Exercise aim :: Reproduce all of the data below, substituting "Cancel Print Job" for every occurrence of "Stop Print Job" and changing nothing else. Omit the pictures from your answer.

Visual layout annotation data ::
================================
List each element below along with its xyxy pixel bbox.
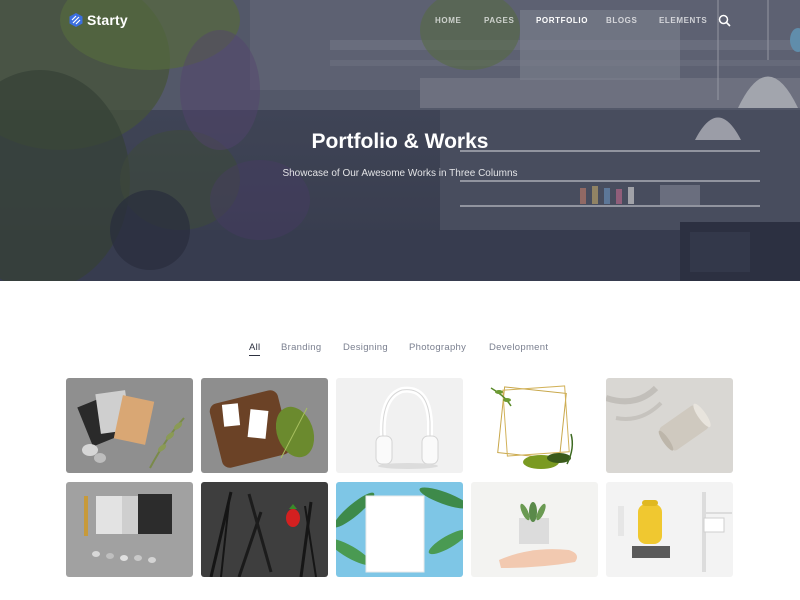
portfolio-item[interactable] <box>66 482 193 577</box>
portfolio-image <box>471 378 598 473</box>
brand-name: Starty <box>87 12 128 28</box>
logo-icon <box>69 13 83 27</box>
portfolio-item[interactable] <box>606 482 733 577</box>
portfolio-item[interactable] <box>336 378 463 473</box>
nav-item-pages[interactable]: PAGES <box>484 16 514 25</box>
filter-branding[interactable]: Branding <box>281 342 321 353</box>
portfolio-image <box>471 482 598 577</box>
nav-item-elements[interactable]: ELEMENTS <box>659 16 707 25</box>
brand-logo[interactable]: Starty <box>69 12 128 28</box>
portfolio-image <box>66 482 193 577</box>
portfolio-item[interactable] <box>66 378 193 473</box>
page-subtitle: Showcase of Our Awesome Works in Three C… <box>282 168 518 179</box>
portfolio-image <box>606 378 733 473</box>
filter-designing[interactable]: Designing <box>343 342 388 353</box>
portfolio-image <box>336 378 463 473</box>
portfolio-item[interactable] <box>471 482 598 577</box>
search-icon[interactable] <box>718 14 731 27</box>
portfolio-image <box>606 482 733 577</box>
page-title: Portfolio & Works <box>311 130 489 153</box>
filter-all[interactable]: All <box>249 342 261 356</box>
top-navigation: Starty HOME PAGES PORTFOLIO BLOGS ELEMEN… <box>0 0 800 42</box>
filter-development[interactable]: Development <box>489 342 548 353</box>
portfolio-filter-bar: All Branding Designing Photography Devel… <box>0 342 800 356</box>
filter-photography[interactable]: Photography <box>409 342 466 353</box>
portfolio-item[interactable] <box>336 482 463 577</box>
portfolio-image <box>201 482 328 577</box>
nav-item-blogs[interactable]: BLOGS <box>606 16 637 25</box>
portfolio-image <box>201 378 328 473</box>
portfolio-item[interactable] <box>201 378 328 473</box>
portfolio-image <box>336 482 463 577</box>
nav-item-portfolio[interactable]: PORTFOLIO <box>536 16 588 25</box>
portfolio-item[interactable] <box>606 378 733 473</box>
portfolio-image <box>66 378 193 473</box>
portfolio-item[interactable] <box>471 378 598 473</box>
hero-banner: Starty HOME PAGES PORTFOLIO BLOGS ELEMEN… <box>0 0 800 281</box>
portfolio-item[interactable] <box>201 482 328 577</box>
nav-item-home[interactable]: HOME <box>435 16 461 25</box>
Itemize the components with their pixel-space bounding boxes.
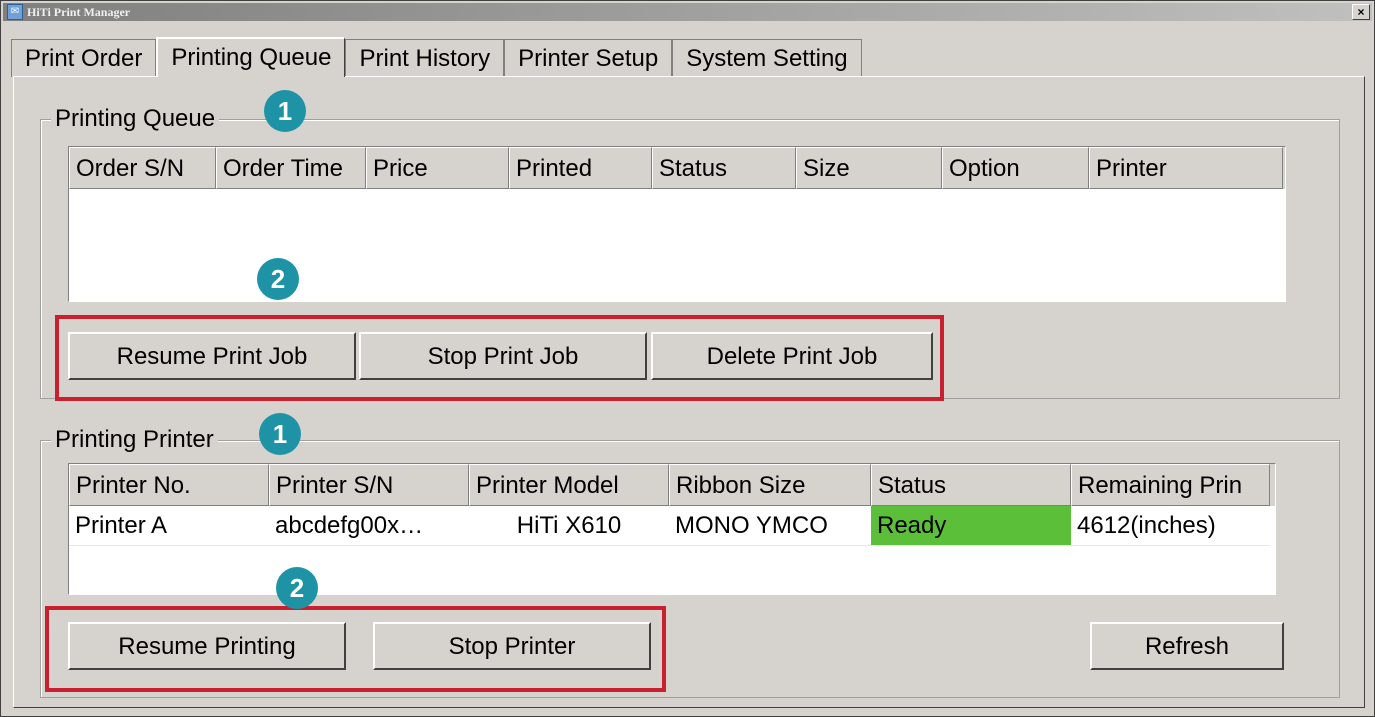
queue-col-option[interactable]: Option: [942, 147, 1089, 189]
tab-page: Printing Queue Order S/N Order Time Pric…: [13, 76, 1365, 708]
printer-model-cell: HiTi X610: [469, 506, 669, 546]
stop-printer-button[interactable]: Stop Printer: [373, 622, 651, 670]
printer-status-cell: Ready: [871, 506, 1071, 546]
tab-print-order[interactable]: Print Order: [11, 39, 157, 77]
printer-col-model[interactable]: Printer Model: [469, 464, 669, 506]
printer-no-cell: Printer A: [69, 506, 269, 546]
app-icon: ✉: [7, 4, 23, 20]
queue-listview[interactable]: Order S/N Order Time Price Printed Statu…: [68, 146, 1286, 302]
queue-header: Order S/N Order Time Price Printed Statu…: [69, 147, 1285, 189]
queue-col-price[interactable]: Price: [366, 147, 509, 189]
queue-col-order-time[interactable]: Order Time: [216, 147, 366, 189]
title-bar: ✉ HiTi Print Manager ×: [3, 3, 1372, 21]
printing-queue-group-label: Printing Queue: [51, 105, 220, 133]
refresh-button[interactable]: Refresh: [1090, 622, 1284, 670]
printer-step-2-badge: 2: [276, 567, 318, 609]
resume-printing-button[interactable]: Resume Printing: [68, 622, 346, 670]
delete-print-job-button[interactable]: Delete Print Job: [651, 332, 933, 380]
printer-sn-cell: abcdefg00x…: [269, 506, 469, 546]
printing-printer-group: Printing Printer Printer No. Printer S/N…: [40, 426, 1340, 698]
resume-print-job-button[interactable]: Resume Print Job: [68, 332, 356, 380]
queue-col-printer[interactable]: Printer: [1089, 147, 1283, 189]
close-button[interactable]: ×: [1352, 4, 1370, 20]
app-window: ✉ HiTi Print Manager × Print Order Print…: [0, 0, 1375, 717]
printer-col-remaining[interactable]: Remaining Prin: [1071, 464, 1270, 506]
tab-bar: Print Order Printing Queue Print History…: [11, 37, 862, 77]
printer-header: Printer No. Printer S/N Printer Model Ri…: [69, 464, 1275, 506]
tab-print-history[interactable]: Print History: [345, 39, 505, 77]
printer-remaining-cell: 4612(inches): [1071, 506, 1270, 546]
printing-printer-group-label: Printing Printer: [51, 426, 218, 454]
printing-queue-group: Printing Queue Order S/N Order Time Pric…: [40, 105, 1340, 401]
printer-col-no[interactable]: Printer No.: [69, 464, 269, 506]
printer-col-sn[interactable]: Printer S/N: [269, 464, 469, 506]
queue-col-size[interactable]: Size: [796, 147, 942, 189]
tab-printing-queue[interactable]: Printing Queue: [156, 37, 346, 77]
queue-col-order-sn[interactable]: Order S/N: [69, 147, 216, 189]
printer-col-ribbon[interactable]: Ribbon Size: [669, 464, 871, 506]
tab-printer-setup[interactable]: Printer Setup: [504, 39, 673, 77]
queue-step-1-badge: 1: [264, 90, 306, 132]
tab-system-setting[interactable]: System Setting: [672, 39, 862, 77]
stop-print-job-button[interactable]: Stop Print Job: [359, 332, 647, 380]
printer-col-status[interactable]: Status: [871, 464, 1071, 506]
printer-listview[interactable]: Printer No. Printer S/N Printer Model Ri…: [68, 463, 1276, 595]
queue-col-status[interactable]: Status: [652, 147, 796, 189]
window-title: HiTi Print Manager: [27, 4, 131, 19]
printer-step-1-badge: 1: [259, 413, 301, 455]
queue-step-2-badge: 2: [257, 258, 299, 300]
queue-col-printed[interactable]: Printed: [509, 147, 652, 189]
printer-ribbon-cell: MONO YMCO: [669, 506, 871, 546]
printer-row[interactable]: Printer A abcdefg00x… HiTi X610 MONO YMC…: [69, 506, 1275, 546]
================================
Task result ::
List each element below along with its xyxy pixel bbox.
portfolio-item[interactable] <box>66 482 193 577</box>
portfolio-image <box>471 378 598 473</box>
brand-name: Starty <box>87 12 128 28</box>
logo-icon <box>69 13 83 27</box>
portfolio-item[interactable] <box>606 482 733 577</box>
portfolio-item[interactable] <box>336 378 463 473</box>
nav-item-pages[interactable]: PAGES <box>484 16 514 25</box>
filter-branding[interactable]: Branding <box>281 342 321 353</box>
portfolio-image <box>471 482 598 577</box>
nav-item-elements[interactable]: ELEMENTS <box>659 16 707 25</box>
brand-logo[interactable]: Starty <box>69 12 128 28</box>
portfolio-image <box>66 482 193 577</box>
portfolio-item[interactable] <box>66 378 193 473</box>
page-subtitle: Showcase of Our Awesome Works in Three C… <box>282 168 518 179</box>
portfolio-image <box>606 378 733 473</box>
filter-designing[interactable]: Designing <box>343 342 388 353</box>
portfolio-image <box>336 378 463 473</box>
portfolio-item[interactable] <box>471 482 598 577</box>
search-icon[interactable] <box>718 14 731 27</box>
portfolio-image <box>606 482 733 577</box>
page-title: Portfolio & Works <box>311 130 489 153</box>
filter-all[interactable]: All <box>249 342 261 356</box>
top-navigation: Starty HOME PAGES PORTFOLIO BLOGS ELEMEN… <box>0 0 800 42</box>
filter-development[interactable]: Development <box>489 342 548 353</box>
portfolio-filter-bar: All Branding Designing Photography Devel… <box>0 342 800 356</box>
filter-photography[interactable]: Photography <box>409 342 466 353</box>
portfolio-item[interactable] <box>336 482 463 577</box>
portfolio-image <box>201 482 328 577</box>
nav-item-blogs[interactable]: BLOGS <box>606 16 637 25</box>
portfolio-image <box>201 378 328 473</box>
portfolio-item[interactable] <box>201 378 328 473</box>
portfolio-image <box>336 482 463 577</box>
nav-item-portfolio[interactable]: PORTFOLIO <box>536 16 588 25</box>
portfolio-item[interactable] <box>606 378 733 473</box>
portfolio-image <box>66 378 193 473</box>
portfolio-item[interactable] <box>471 378 598 473</box>
hero-banner: Starty HOME PAGES PORTFOLIO BLOGS ELEMEN… <box>0 0 800 281</box>
portfolio-item[interactable] <box>201 482 328 577</box>
nav-item-home[interactable]: HOME <box>435 16 461 25</box>
Itemize the components with their pixel-space bounding boxes.
queue-col-option[interactable]: Option: [942, 147, 1089, 189]
tab-page: Printing Queue Order S/N Order Time Pric…: [13, 76, 1365, 708]
printer-model-cell: HiTi X610: [469, 506, 669, 546]
stop-printer-button[interactable]: Stop Printer: [373, 622, 651, 670]
printer-status-cell: Ready: [871, 506, 1071, 546]
tab-print-order[interactable]: Print Order: [11, 39, 157, 77]
printer-col-model[interactable]: Printer Model: [469, 464, 669, 506]
printer-no-cell: Printer A: [69, 506, 269, 546]
app-icon: ✉: [7, 4, 23, 20]
queue-listview[interactable]: Order S/N Order Time Price Printed Statu…: [68, 146, 1286, 302]
queue-header: Order S/N Order Time Price Printed Statu…: [69, 147, 1285, 189]
queue-col-price[interactable]: Price: [366, 147, 509, 189]
queue-col-order-time[interactable]: Order Time: [216, 147, 366, 189]
title-bar: ✉ HiTi Print Manager ×: [3, 3, 1372, 21]
printing-queue-group-label: Printing Queue: [51, 105, 220, 133]
refresh-button[interactable]: Refresh: [1090, 622, 1284, 670]
printer-step-2-badge: 2: [276, 567, 318, 609]
resume-printing-button[interactable]: Resume Printing: [68, 622, 346, 670]
delete-print-job-button[interactable]: Delete Print Job: [651, 332, 933, 380]
printer-sn-cell: abcdefg00x…: [269, 506, 469, 546]
printing-printer-group: Printing Printer Printer No. Printer S/N…: [40, 426, 1340, 698]
resume-print-job-button[interactable]: Resume Print Job: [68, 332, 356, 380]
queue-col-printer[interactable]: Printer: [1089, 147, 1283, 189]
close-button[interactable]: ×: [1352, 4, 1370, 20]
app-window: ✉ HiTi Print Manager × Print Order Print…: [0, 0, 1375, 717]
printer-col-remaining[interactable]: Remaining Prin: [1071, 464, 1270, 506]
tab-bar: Print Order Printing Queue Print History…: [11, 37, 862, 77]
printer-header: Printer No. Printer S/N Printer Model Ri…: [69, 464, 1275, 506]
tab-print-history[interactable]: Print History: [345, 39, 505, 77]
printer-remaining-cell: 4612(inches): [1071, 506, 1270, 546]
printing-printer-group-label: Printing Printer: [51, 426, 218, 454]
printing-queue-group: Printing Queue Order S/N Order Time Pric…: [40, 105, 1340, 401]
printer-col-no[interactable]: Printer No.: [69, 464, 269, 506]
printer-col-sn[interactable]: Printer S/N: [269, 464, 469, 506]
queue-col-size[interactable]: Size: [796, 147, 942, 189]
tab-printing-queue[interactable]: Printing Queue: [156, 37, 346, 77]
queue-col-order-sn[interactable]: Order S/N: [69, 147, 216, 189]
printer-col-ribbon[interactable]: Ribbon Size: [669, 464, 871, 506]
tab-printer-setup[interactable]: Printer Setup: [504, 39, 673, 77]
queue-step-1-badge: 1: [264, 90, 306, 132]
tab-system-setting[interactable]: System Setting: [672, 39, 862, 77]
stop-print-job-button[interactable]: Cancel Print Job: [359, 332, 647, 380]
printer-col-status[interactable]: Status: [871, 464, 1071, 506]
printer-listview[interactable]: Printer No. Printer S/N Printer Model Ri…: [68, 463, 1276, 595]
queue-col-status[interactable]: Status: [652, 147, 796, 189]
window-title: HiTi Print Manager: [27, 4, 131, 19]
printer-step-1-badge: 1: [259, 413, 301, 455]
queue-step-2-badge: 2: [257, 258, 299, 300]
queue-col-printed[interactable]: Printed: [509, 147, 652, 189]
printer-ribbon-cell: MONO YMCO: [669, 506, 871, 546]
printer-row[interactable]: Printer A abcdefg00x… HiTi X610 MONO YMC…: [69, 506, 1275, 546]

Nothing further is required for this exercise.